Saved entries:

• • •

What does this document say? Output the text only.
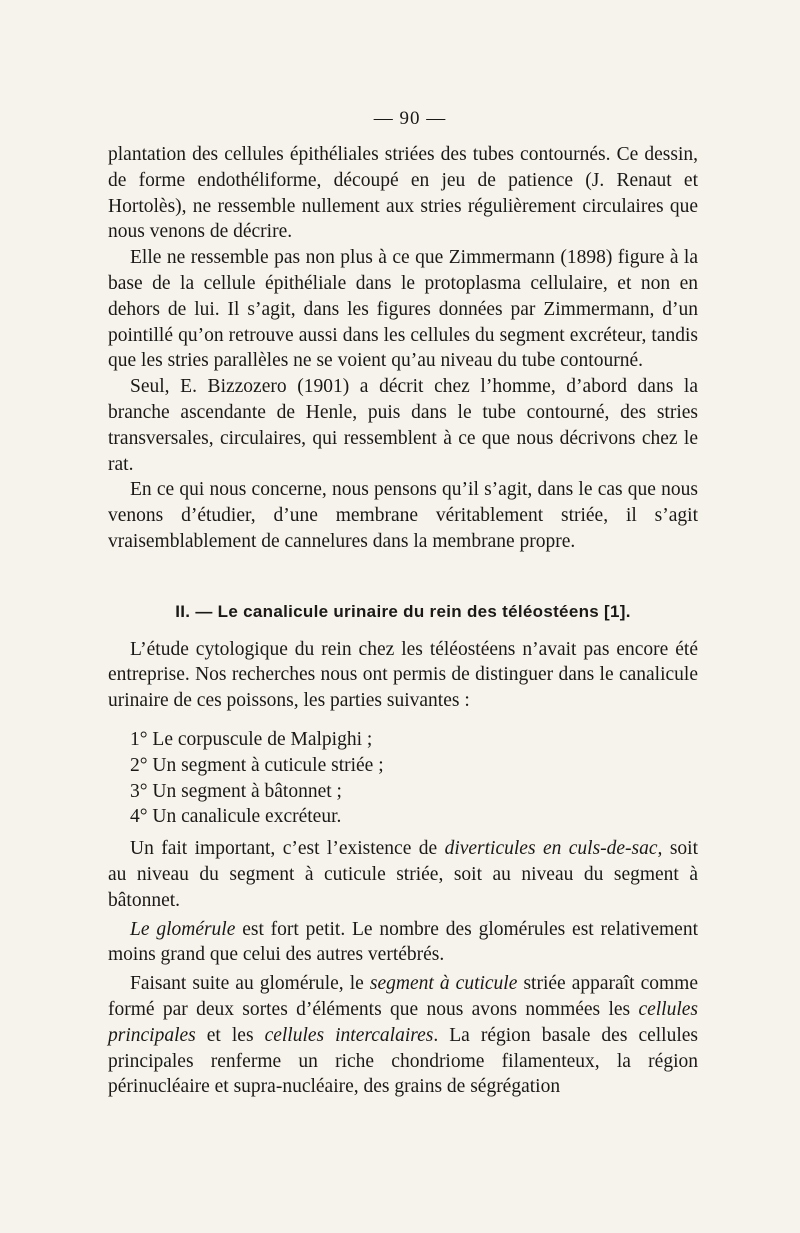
— 90 —

plantation des cellules épithéliales striées des tubes contournés. Ce dessin, de forme endothéliforme, découpé en jeu de patience (J. Renaut et Hortolès), ne ressemble nullement aux stries régulièrement circulaires que nous venons de décrire.

Elle ne ressemble pas non plus à ce que Zimmermann (1898) figure à la base de la cellule épithéliale dans le protoplasma cellulaire, et non en dehors de lui. Il s’agit, dans les figures données par Zimmermann, d’un pointillé qu’on retrouve aussi dans les cellules du segment excréteur, tandis que les stries parallèles ne se voient qu’au niveau du tube contourné.

Seul, E. Bizzozero (1901) a décrit chez l’homme, d’abord dans la branche ascendante de Henle, puis dans le tube contourné, des stries transversales, circulaires, qui ressemblent à ce que nous décrivons chez le rat.

En ce qui nous concerne, nous pensons qu’il s’agit, dans le cas que nous venons d’étudier, d’une membrane véritablement striée, il s’agit vraisemblablement de cannelures dans la membrane propre.

II. — Le canalicule urinaire du rein des téléostéens [1].

L’étude cytologique du rein chez les téléostéens n’avait pas encore été entreprise. Nos recherches nous ont permis de distinguer dans le canalicule urinaire de ces poissons, les parties suivantes :

1° Le corpuscule de Malpighi ;
2° Un segment à cuticule striée ;
3° Un segment à bâtonnet ;
4° Un canalicule excréteur.

Un fait important, c’est l’existence de diverticules en culs-de-sac, soit au niveau du segment à cuticule striée, soit au niveau du segment à bâtonnet.

Le glomérule est fort petit. Le nombre des glomérules est relativement moins grand que celui des autres vertébrés.

Faisant suite au glomérule, le segment à cuticule striée apparaît comme formé par deux sortes d’éléments que nous avons nommées les cellules principales et les cellules intercalaires. La région basale des cellules principales renferme un riche chondriome filamenteux, la région périnucléaire et supra-nucléaire, des grains de ségrégation
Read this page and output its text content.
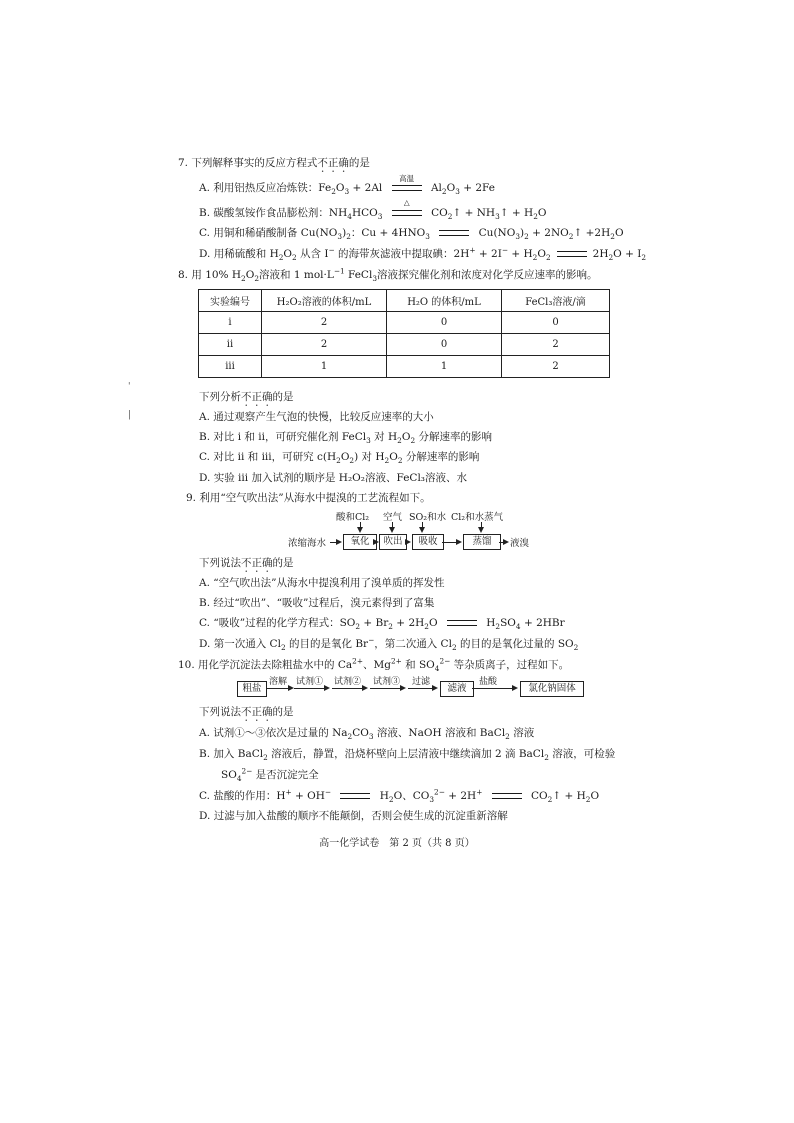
'
|
7. 下列解释事实的反应方程式不正确的是
A. 利用铝热反应冶炼铁：$Fe_2O_3 + 2Al$
高温
$Al_2O_3 + 2Fe$
B. 碳酸氢铵作食品膨松剂：$NH_4HCO_3$
△
$CO_2↑$ + $NH_3↑ + H_2O$
C. 用铜和稀硝酸制备 $Cu(NO_3)_2$：$Cu + 4HNO_3$	$Cu(NO_3)_2$ + $2NO_2↑ +2H_2O$
D. 用稀硫酸和 $H_2O_2$ 从含 I− 的海带灰滤液中提取碘：$2H^+ + 2I^- + H_2O_2$	$2H_2O + I_2$
8. 用 10% $H_2O_2$溶液和 1 $mol\cdot L^{-1}$ FeCl$_3$溶液探究催化剂和浓度对化学反应速率的影响。
实验编号	H₂O₂溶液的体积/mL	H₂O 的体积/mL	FeCl₃溶液/滴
i	2	0	0
ii	2	0	2
iii	1	1	2
下列分析不正确的是
A. 通过观察产生气泡的快慢，比较反应速率的大小
B. 对比 i 和 ii，可研究催化剂 FeCl$_3$ 对 $H_2O_2$ 分解速率的影响
C. 对比 ii 和 iii，可研究 $c(H_2O_2)$ 对 $H_2O_2$ 分解速率的影响
D. 实验 iii 加入试剂的顺序是 H₂O₂溶液、FeCl₃溶液、水
9. 利用“空气吹出法”从海水中提溴的工艺流程如下。
酸和Cl₂ 空气 SO₂和水 Cl₂和水蒸气
浓缩海水	氧化	吹出	吸收	蒸馏	液溴
下列说法不正确的是
A. “空气吹出法”从海水中提溴利用了溴单质的挥发性
B. 经过“吹出”、“吸收”过程后，溴元素得到了富集
C. “吸收”过程的化学方程式：$SO_2 + Br_2 + 2H_2O$	$H_2SO_4 + 2HBr$
D. 第一次通入 $Cl_2$ 的目的是氧化 Br−，第二次通入 $Cl_2$ 的目的是氧化过量的 $SO_2$
10. 用化学沉淀法去除粗盐水中的 $Ca^{2+}$、$Mg^{2+}$ 和 $SO_4^{2-}$ 等杂质离子，过程如下。
粗盐
溶解 试剂① 试剂② 试剂③ 过滤
滤液
盐酸
氯化钠固体
下列说法不正确的是
A. 试剂①～③依次是过量的 $Na_2CO_3$ 溶液、NaOH 溶液和 BaCl$_2$ 溶液
B. 加入 BaCl$_2$ 溶液后，静置，沿烧杯壁向上层清液中继续滴加 2 滴 BaCl$_2$ 溶液，可检验
$SO_4^{2-}$ 是否沉淀完全
C. 盐酸的作用：H+ + OH−	$H_2O$、$CO_3^{2-} + 2H^+$	$CO_2↑ + H_2O$
D. 过滤与加入盐酸的顺序不能颠倒，否则会使生成的沉淀重新溶解
高一化学试卷　第 2 页（共 8 页）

• • •

EXERCISE INSTRUCTIONS:
Leave out the pictures and reproduce the rest of the listing exactly.

CORRECT OUTPUT:
What does this document say? Output the text only.
— 90 —

plantation des cellules épithéliales striées des tubes contournés. Ce dessin, de forme endothéliforme, découpé en jeu de patience (J. Renaut et Hortolès), ne ressemble nullement aux stries régulièrement circulaires que nous venons de décrire.

Elle ne ressemble pas non plus à ce que Zimmermann (1898) figure à la base de la cellule épithéliale dans le protoplasma cellulaire, et non en dehors de lui. Il s’agit, dans les figures données par Zimmermann, d’un pointillé qu’on retrouve aussi dans les cellules du segment excréteur, tandis que les stries parallèles ne se voient qu’au niveau du tube contourné.

Seul, E. Bizzozero (1901) a décrit chez l’homme, d’abord dans la branche ascendante de Henle, puis dans le tube contourné, des stries transversales, circulaires, qui ressemblent à ce que nous décrivons chez le rat.

En ce qui nous concerne, nous pensons qu’il s’agit, dans le cas que nous venons d’étudier, d’une membrane véritablement striée, il s’agit vraisemblablement de cannelures dans la membrane propre.

II. — Le canalicule urinaire du rein des téléostéens [1].

L’étude cytologique du rein chez les téléostéens n’avait pas encore été entreprise. Nos recherches nous ont permis de distinguer dans le canalicule urinaire de ces poissons, les parties suivantes :

1° Le corpuscule de Malpighi ;
2° Un segment à cuticule striée ;
3° Un segment à bâtonnet ;
4° Un canalicule excréteur.

Un fait important, c’est l’existence de diverticules en culs-de-sac, soit au niveau du segment à cuticule striée, soit au niveau du segment à bâtonnet.

Le glomérule est fort petit. Le nombre des glomérules est relativement moins grand que celui des autres vertébrés.

Faisant suite au glomérule, le segment à cuticule striée apparaît comme formé par deux sortes d’éléments que nous avons nommées les cellules principales et les cellules intercalaires. La région basale des cellules principales renferme un riche chondriome filamenteux, la région périnucléaire et supra-nucléaire, des grains de ségrégation
Read this page and output its text content.
'
|
7. 下列解释事实的反应方程式不正确的是
A. 利用铝热反应冶炼铁：$Fe_2O_3 + 2Al$
高温
$Al_2O_3 + 2Fe$
B. 碳酸氢铵作食品膨松剂：$NH_4HCO_3$
△
$CO_2↑$ + $NH_3↑ + H_2O$
C. 用铜和稀硝酸制备 $Cu(NO_3)_2$：$Cu + 4HNO_3$	$Cu(NO_3)_2$ + $2NO_2↑ +2H_2O$
D. 用稀硫酸和 $H_2O_2$ 从含 I− 的海带灰滤液中提取碘：$2H^+ + 2I^- + H_2O_2$	$2H_2O + I_2$
8. 用 10% $H_2O_2$溶液和 1 $mol\cdot L^{-1}$ FeCl$_3$溶液探究催化剂和浓度对化学反应速率的影响。
实验编号	H₂O₂溶液的体积/mL	H₂O 的体积/mL	FeCl₃溶液/滴
i	2	0	0
ii	2	0	2
iii	1	1	2
下列分析不正确的是
A. 通过观察产生气泡的快慢，比较反应速率的大小
B. 对比 i 和 ii，可研究催化剂 FeCl$_3$ 对 $H_2O_2$ 分解速率的影响
C. 对比 ii 和 iii，可研究 $c(H_2O_2)$ 对 $H_2O_2$ 分解速率的影响
D. 实验 iii 加入试剂的顺序是 H₂O₂溶液、FeCl₃溶液、水
9. 利用“空气吹出法”从海水中提溴的工艺流程如下。
酸和Cl₂ 空气 SO₂和水 Cl₂和水蒸气
浓缩海水	氧化	吹出	吸收	蒸馏	液溴
下列说法不正确的是
A. “空气吹出法”从海水中提溴利用了溴单质的挥发性
B. 经过“吹出”、“吸收”过程后，溴元素得到了富集
C. “吸收”过程的化学方程式：$SO_2 + Br_2 + 2H_2O$	$H_2SO_4 + 2HBr$
D. 第一次通入 $Cl_2$ 的目的是氧化 Br−，第二次通入 $Cl_2$ 的目的是氧化过量的 $SO_2$
10. 用化学沉淀法去除粗盐水中的 $Ca^{2+}$、$Mg^{2+}$ 和 $SO_4^{2-}$ 等杂质离子，过程如下。
粗盐
溶解 试剂① 试剂② 试剂③ 过滤
滤液
盐酸
氯化钠固体
下列说法不正确的是
A. 试剂①～③依次是过量的 $Na_2CO_3$ 溶液、NaOH 溶液和 BaCl$_2$ 溶液
B. 加入 BaCl$_2$ 溶液后，静置，沿烧杯壁向上层清液中继续滴加 2 滴 BaCl$_2$ 溶液，可检验
$SO_4^{2-}$ 是否沉淀完全
C. 盐酸的作用：H+ + OH−	$H_2O$、$CO_3^{2-} + 2H^+$	$CO_2↑ + H_2O$
D. 过滤与加入盐酸的顺序不能颠倒，否则会使生成的沉淀重新溶解
高一化学试卷　第 2 页（共 8 页）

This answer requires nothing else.